##### 読解用抜粋

本発明は、永久磁石モータを駆動するシステムに関する。
永久磁石同期電動機(PMモータ)を正しく制御するためには、回転子に設けられた磁石の極性を正しく判定して、磁石磁束の方向を決定する必要がある。一般に、PMモータのセンサレス制御において、停止又は低回転での運転領域では、回転位相角推定方法の原理上、推定された位相角は、0度又は180度のあいまいさを持っている。よって、磁石の位置θm(+0度又は+180度のどちらかの可能性を持った回転位相角)を決定することはできるが、磁石の極性(決定された回転位相角が+0度か+180度か)を判定することはできない。
このため、通常の回転位相角推定法に加え、磁気飽和による磁極判別法を別途に実施することで、磁極を判定することが知られている(例えば、特許文献1参照)。
磁気飽和による磁極判別法は、予め推定された磁石位置θm(d軸、但し方向未定)の位置に+と−の大きな直流d軸電流を印加する。ここで、d軸は、回転子突方向、q軸は、回転子突方向と直角方向である。この電流の作る磁束と磁石の磁束が同じ方向の場合は、モータの固定子(ステータ)に磁気飽和が発生して、コイルのインダクタンスが低下する。一方、逆方向の場合は、磁束が互いに打ち消しあうため、磁気飽和が発生せず、インダクタンスがほぼ変化しない。磁気飽和による磁極判別法では、この現象を利用して、磁極を判別する。
インダクタンスの低下又は不変を検知するためには、直流電流を印加するのと同時に、d軸方向に高周波電圧を印加する。この高周波電圧に対して流れた高周波電流の関係を用いて、インダクタンス(相当値)を得る。磁極判別法では、このインダクタンスが、直流電流を+又は−のどちらに流した時に低下したかを判定する。これにより、磁気飽和の発生する方向を検知して、磁石磁束即ちd軸の方向を決定する。
しかし、大きな直流d軸電流は、d軸方向の推定誤差などにより、トルク変動を招くことがある。このため、運転開始後では、トルクを印加しない状態でなければ、このような磁気飽和による磁極判別法を行うことができない。従って、このような磁気飽和による磁極判別法は、制御始動時にのみ行うのが一般的である。
また、この他の磁極判別法としては、ダイオードで単相短絡された界磁巻線を、電動機の回転子に挿入して行う方法が提案されている(例えば、非特許文献1参照)。
特開2001−339999号公報
阿部貴志、外2名,"半波整流ブラシなし同期電動機の位置センサレス始動位置検出法","電気学会論文誌D",社団法人電気学会,2004年,第124巻,第6号,p589−598
しかしながら、インバータ再起動(回転位相角をリセット後、制御始動する場合)や脱調を検知した後に、回転位相角の推定をやり直す場合には、運転開始後であっても、磁極判別を行う必要がある。この場合、上述の磁気飽和による磁極判別法では、トルク変動を招く恐れがあるため、磁極判別中は、トルクを印加できない。このため、再起動等を行った場合、トルク印加までに数百ミリ秒の時間を要する。

##########

指示文 1: 抜粋によると、磁気飽和による磁極判別法は一般にどの時点でのみ行われるか。
指示文 2: 抜粋のうち、「このため、通常の回転位相角推」で始まり「にのみ行うのが一般的である。」に至るまでの部分を原文どおりに返すこと。

##### データ一覧

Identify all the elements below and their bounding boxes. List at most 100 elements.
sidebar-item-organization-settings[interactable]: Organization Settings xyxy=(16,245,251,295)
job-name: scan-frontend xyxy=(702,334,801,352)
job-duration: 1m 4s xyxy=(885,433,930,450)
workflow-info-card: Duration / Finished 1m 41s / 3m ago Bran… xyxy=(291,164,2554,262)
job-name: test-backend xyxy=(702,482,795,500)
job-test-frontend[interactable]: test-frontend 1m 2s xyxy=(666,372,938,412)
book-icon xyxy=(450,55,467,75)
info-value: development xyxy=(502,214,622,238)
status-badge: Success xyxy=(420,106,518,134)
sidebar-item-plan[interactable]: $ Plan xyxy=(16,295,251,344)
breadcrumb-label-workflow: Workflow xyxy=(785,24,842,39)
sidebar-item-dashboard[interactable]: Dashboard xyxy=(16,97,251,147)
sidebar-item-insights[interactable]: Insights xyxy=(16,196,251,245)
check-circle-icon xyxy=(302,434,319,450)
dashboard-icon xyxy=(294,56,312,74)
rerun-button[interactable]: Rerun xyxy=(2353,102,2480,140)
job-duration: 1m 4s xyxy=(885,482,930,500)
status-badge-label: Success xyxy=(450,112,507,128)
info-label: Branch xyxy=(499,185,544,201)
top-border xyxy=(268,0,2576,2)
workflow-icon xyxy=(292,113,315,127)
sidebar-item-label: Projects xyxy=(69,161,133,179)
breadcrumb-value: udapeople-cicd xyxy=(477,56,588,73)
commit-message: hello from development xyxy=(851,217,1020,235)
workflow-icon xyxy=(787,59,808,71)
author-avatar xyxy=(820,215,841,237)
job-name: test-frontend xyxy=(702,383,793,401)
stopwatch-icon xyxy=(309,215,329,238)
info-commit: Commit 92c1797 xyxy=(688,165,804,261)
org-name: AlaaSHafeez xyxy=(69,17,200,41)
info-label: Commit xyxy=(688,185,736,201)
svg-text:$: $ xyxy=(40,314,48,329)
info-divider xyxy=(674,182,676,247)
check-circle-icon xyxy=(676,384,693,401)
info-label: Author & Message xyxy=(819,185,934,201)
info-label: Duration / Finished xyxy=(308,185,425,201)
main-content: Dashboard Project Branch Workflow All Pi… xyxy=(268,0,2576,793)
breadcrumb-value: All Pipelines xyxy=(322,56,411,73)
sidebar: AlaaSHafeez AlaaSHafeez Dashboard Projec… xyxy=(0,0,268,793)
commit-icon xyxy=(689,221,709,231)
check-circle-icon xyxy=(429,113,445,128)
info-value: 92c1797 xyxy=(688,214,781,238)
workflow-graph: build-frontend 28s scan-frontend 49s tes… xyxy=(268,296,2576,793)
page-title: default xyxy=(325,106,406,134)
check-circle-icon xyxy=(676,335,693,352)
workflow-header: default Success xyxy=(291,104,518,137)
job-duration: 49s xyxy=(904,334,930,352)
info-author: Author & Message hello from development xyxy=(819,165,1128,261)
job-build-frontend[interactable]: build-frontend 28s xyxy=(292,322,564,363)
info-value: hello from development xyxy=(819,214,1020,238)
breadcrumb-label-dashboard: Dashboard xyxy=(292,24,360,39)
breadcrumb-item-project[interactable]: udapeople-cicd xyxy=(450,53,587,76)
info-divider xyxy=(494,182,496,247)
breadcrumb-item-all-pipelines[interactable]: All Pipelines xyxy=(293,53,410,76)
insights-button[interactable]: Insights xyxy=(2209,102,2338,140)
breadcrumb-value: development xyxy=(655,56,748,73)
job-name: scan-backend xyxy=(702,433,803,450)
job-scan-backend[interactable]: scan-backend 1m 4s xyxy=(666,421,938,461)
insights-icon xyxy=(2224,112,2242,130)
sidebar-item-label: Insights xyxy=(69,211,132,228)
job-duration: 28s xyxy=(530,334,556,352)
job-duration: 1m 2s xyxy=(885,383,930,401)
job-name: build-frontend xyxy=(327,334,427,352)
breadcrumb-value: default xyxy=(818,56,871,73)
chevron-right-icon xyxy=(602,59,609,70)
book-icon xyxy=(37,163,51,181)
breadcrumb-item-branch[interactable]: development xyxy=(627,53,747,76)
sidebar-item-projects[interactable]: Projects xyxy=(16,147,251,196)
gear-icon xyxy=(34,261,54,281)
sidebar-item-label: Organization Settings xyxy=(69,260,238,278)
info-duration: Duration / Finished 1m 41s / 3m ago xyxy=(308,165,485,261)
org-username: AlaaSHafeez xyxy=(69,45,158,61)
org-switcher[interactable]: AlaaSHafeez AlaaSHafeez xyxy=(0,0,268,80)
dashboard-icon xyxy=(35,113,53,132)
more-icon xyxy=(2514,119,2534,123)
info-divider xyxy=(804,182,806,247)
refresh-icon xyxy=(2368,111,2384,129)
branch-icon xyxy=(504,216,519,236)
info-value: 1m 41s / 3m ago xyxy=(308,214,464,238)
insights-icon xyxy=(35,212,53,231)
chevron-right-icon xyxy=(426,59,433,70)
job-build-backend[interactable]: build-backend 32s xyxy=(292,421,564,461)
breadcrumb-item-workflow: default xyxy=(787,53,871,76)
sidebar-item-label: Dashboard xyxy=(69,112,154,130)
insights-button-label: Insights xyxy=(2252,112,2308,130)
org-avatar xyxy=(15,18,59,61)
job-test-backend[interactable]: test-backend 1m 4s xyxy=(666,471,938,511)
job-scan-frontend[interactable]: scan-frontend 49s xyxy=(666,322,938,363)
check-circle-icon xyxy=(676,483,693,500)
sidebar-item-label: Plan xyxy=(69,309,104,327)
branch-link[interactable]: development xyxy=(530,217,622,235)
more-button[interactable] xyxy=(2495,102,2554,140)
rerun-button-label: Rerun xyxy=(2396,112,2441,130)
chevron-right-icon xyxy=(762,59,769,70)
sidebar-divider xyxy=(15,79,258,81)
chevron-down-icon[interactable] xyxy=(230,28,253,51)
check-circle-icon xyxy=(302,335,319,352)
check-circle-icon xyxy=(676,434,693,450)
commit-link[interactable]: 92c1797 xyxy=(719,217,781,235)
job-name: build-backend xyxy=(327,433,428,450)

##########

回答全文 1: 制御始動時にのみ行うのが一般的である。

回答全文 2:
このため、通常の回転位相角推定法に加え、磁気飽和による磁極判別法を別途に実施することで、磁極を判定することが知られている(例えば、特許文献1参照)。
磁気飽和による磁極判別法は、予め推定された磁石位置θm(d軸、但し方向未定)の位置に+と−の大きな直流d軸電流を印加する。ここで、d軸は、回転子突方向、q軸は、回転子突方向と直角方向である。この電流の作る磁束と磁石の磁束が同じ方向の場合は、モータの固定子(ステータ)に磁気飽和が発生して、コイルのインダクタンスが低下する。一方、逆方向の場合は、磁束が互いに打ち消しあうため、磁気飽和が発生せず、インダクタンスがほぼ変化しない。磁気飽和による磁極判別法では、この現象を利用して、磁極を判別する。
インダクタンスの低下又は不変を検知するためには、直流電流を印加するのと同時に、d軸方向に高周波電圧を印加する。この高周波電圧に対して流れた高周波電流の関係を用いて、インダクタンス(相当値)を得る。磁極判別法では、このインダクタンスが、直流電流を+又は−のどちらに流した時に低下したかを判定する。これにより、磁気飽和の発生する方向を検知して、磁石磁束即ちd軸の方向を決定する。
しかし、大きな直流d軸電流は、d軸方向の推定誤差などにより、トルク変動を招くことがある。このため、運転開始後では、トルクを印加しない状態でなければ、このような磁気飽和による磁極判別法を行うことができない。従って、このような磁気飽和による磁極判別法は、制御始動時にのみ行うのが一般的である。